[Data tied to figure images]
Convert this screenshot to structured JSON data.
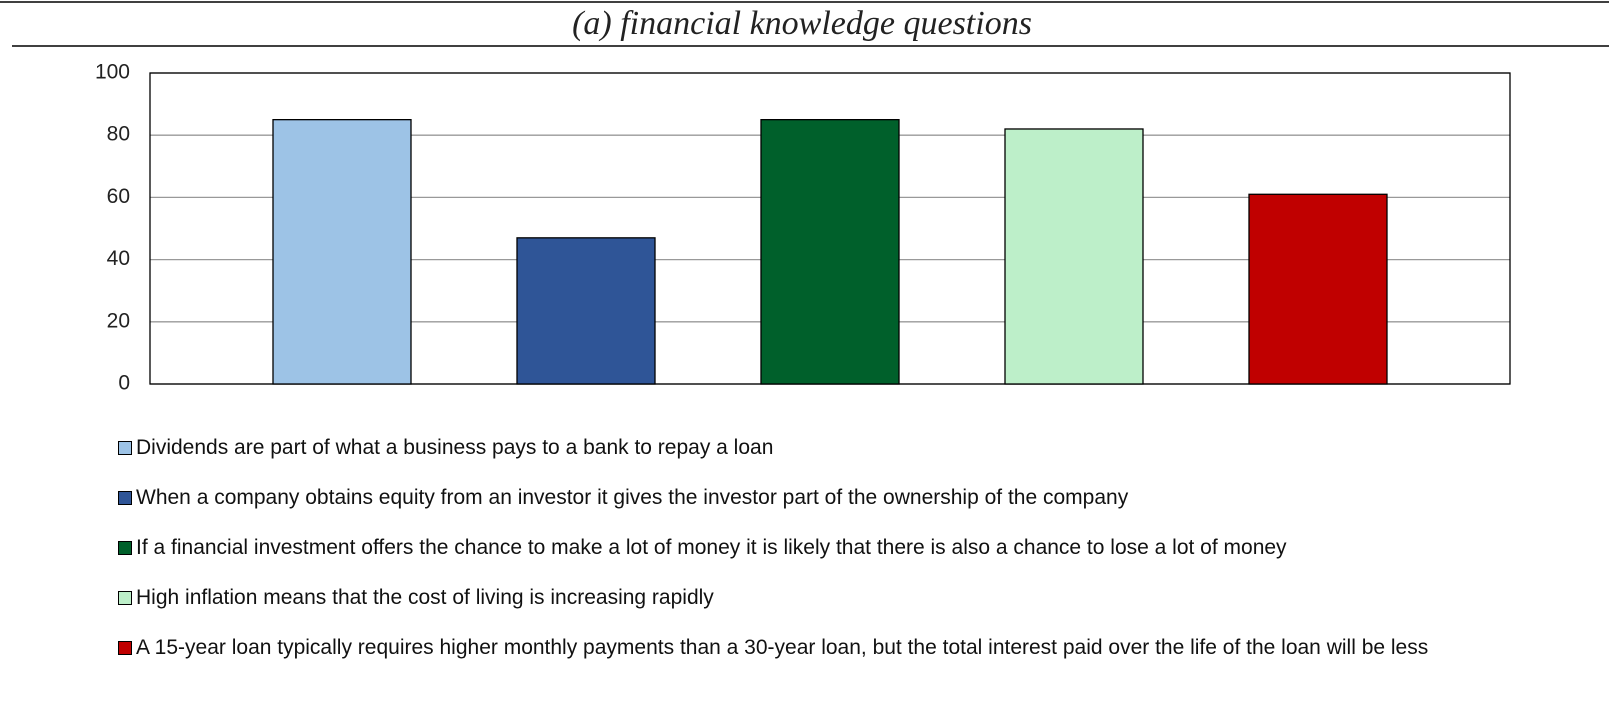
{
  "chart_data": {
    "type": "bar",
    "title": "(a) financial knowledge questions",
    "series": [
      {
        "name": "Dividends are part of what a business pays to a bank to repay a loan",
        "color": "#9dc3e6",
        "values": [
          85
        ]
      },
      {
        "name": "When a company obtains equity from an investor it gives the investor part of the ownership of the company",
        "color": "#2f5597",
        "values": [
          47
        ]
      },
      {
        "name": "If a financial investment offers the chance to make a lot of money it is likely that there is also a chance to lose a lot of money",
        "color": "#00602b",
        "values": [
          85
        ]
      },
      {
        "name": "High inflation means that the cost of living is increasing rapidly",
        "color": "#bdefc9",
        "values": [
          82
        ]
      },
      {
        "name": "A 15-year loan typically requires higher monthly payments than a 30-year loan, but the total interest paid over the life of the loan will be less",
        "color": "#c00000",
        "values": [
          61
        ]
      }
    ],
    "ylim": [
      0,
      100
    ],
    "yticks": [
      0,
      20,
      40,
      60,
      80,
      100
    ],
    "grid": true
  }
}
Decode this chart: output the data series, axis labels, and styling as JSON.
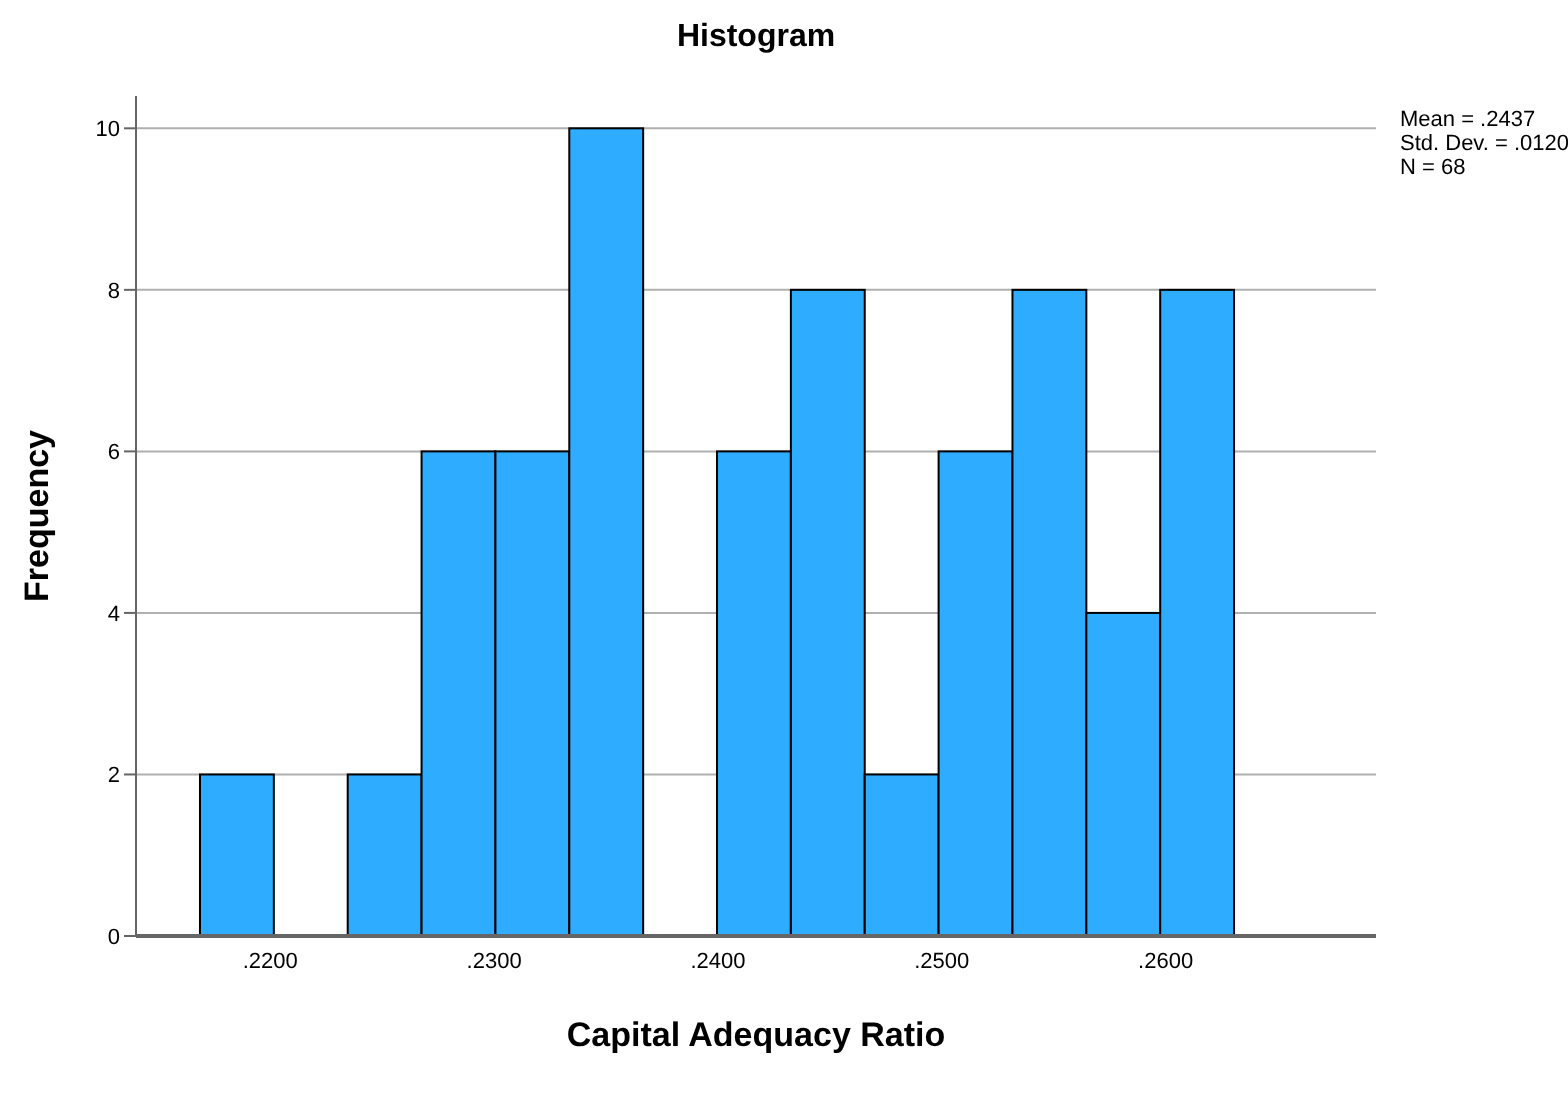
{
  "chart_data": {
    "type": "histogram",
    "title": "Histogram",
    "xlabel": "Capital Adequacy Ratio",
    "ylabel": "Frequency",
    "bins": [
      0.2169,
      0.2202,
      0.2235,
      0.2268,
      0.2301,
      0.2334,
      0.2367,
      0.24,
      0.2433,
      0.2466,
      0.2499,
      0.2532,
      0.2565,
      0.2598,
      0.2631
    ],
    "values": [
      2,
      0,
      2,
      6,
      6,
      10,
      0,
      6,
      8,
      2,
      6,
      8,
      4,
      8
    ],
    "color": "#2eacff",
    "xlim": [
      0.214,
      0.2694
    ],
    "xticks": [
      {
        "value": 0.22,
        "label": ".2200"
      },
      {
        "value": 0.23,
        "label": ".2300"
      },
      {
        "value": 0.24,
        "label": ".2400"
      },
      {
        "value": 0.25,
        "label": ".2500"
      },
      {
        "value": 0.26,
        "label": ".2600"
      }
    ],
    "ylim": [
      0,
      10.4
    ],
    "yticks": [
      0,
      2,
      4,
      6,
      8,
      10
    ],
    "grid": "y",
    "annotations": [
      "Mean = .2437",
      "Std. Dev. = .0120",
      "N = 68"
    ]
  }
}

Task prompt: Go through the listing above line by line and say how many lines hold the word "JSON". Reply with that number only.

Worked solution: 2